Data entries:
==============================

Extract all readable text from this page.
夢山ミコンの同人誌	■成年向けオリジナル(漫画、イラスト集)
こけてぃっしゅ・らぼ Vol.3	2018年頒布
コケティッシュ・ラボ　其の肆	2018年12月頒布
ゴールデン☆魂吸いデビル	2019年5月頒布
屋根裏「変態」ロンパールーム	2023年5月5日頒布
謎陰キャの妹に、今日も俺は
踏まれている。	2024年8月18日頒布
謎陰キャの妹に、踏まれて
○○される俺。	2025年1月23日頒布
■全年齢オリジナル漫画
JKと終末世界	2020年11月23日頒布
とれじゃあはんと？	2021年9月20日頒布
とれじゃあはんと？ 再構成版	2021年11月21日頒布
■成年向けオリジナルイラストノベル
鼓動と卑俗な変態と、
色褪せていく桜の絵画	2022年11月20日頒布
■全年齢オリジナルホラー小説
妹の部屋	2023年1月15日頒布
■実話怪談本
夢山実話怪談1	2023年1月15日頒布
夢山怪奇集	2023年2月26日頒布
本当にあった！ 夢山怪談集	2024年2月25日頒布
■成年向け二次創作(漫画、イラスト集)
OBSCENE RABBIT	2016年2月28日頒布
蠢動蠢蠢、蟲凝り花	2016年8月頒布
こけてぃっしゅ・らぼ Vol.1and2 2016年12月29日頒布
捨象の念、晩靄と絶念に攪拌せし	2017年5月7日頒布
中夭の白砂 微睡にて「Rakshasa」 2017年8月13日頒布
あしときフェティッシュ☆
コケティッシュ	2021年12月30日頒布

==============================

REQUIRED TASK:
All records above must be set down exactly, please.

THE RESPONSE:
Extract all readable text from this page.
夢山ミコンの同人誌	■成年向けオリジナル(漫画、イラスト集)
こけてぃっしゅ・らぼ Vol.3	2018年頒布
コケティッシュ・ラボ　其の肆	2018年12月頒布
ゴールデン☆魂吸いデビル	2019年5月頒布
屋根裏「変態」ロンパールーム	2023年5月5日頒布
謎陰キャの妹に、今日も俺は
踏まれている。	2024年8月18日頒布
謎陰キャの妹に、踏まれて
○○される俺。	2025年1月23日頒布
■全年齢オリジナル漫画
JKと終末世界	2020年11月23日頒布
とれじゃあはんと？	2021年9月20日頒布
とれじゃあはんと？ 再構成版	2021年11月21日頒布
■成年向けオリジナルイラストノベル
鼓動と卑俗な変態と、
色褪せていく桜の絵画	2022年11月20日頒布
■全年齢オリジナルホラー小説
妹の部屋	2023年1月15日頒布
■実話怪談本
夢山実話怪談1	2023年1月15日頒布
夢山怪奇集	2023年2月26日頒布
本当にあった！ 夢山怪談集	2024年2月25日頒布
■成年向け二次創作(漫画、イラスト集)
OBSCENE RABBIT	2016年2月28日頒布
蠢動蠢蠢、蟲凝り花	2016年8月頒布
こけてぃっしゅ・らぼ Vol.1and2 2016年12月29日頒布
捨象の念、晩靄と絶念に攪拌せし	2017年5月7日頒布
中夭の白砂 微睡にて「Rakshasa」 2017年8月13日頒布
あしときフェティッシュ☆
コケティッシュ	2021年12月30日頒布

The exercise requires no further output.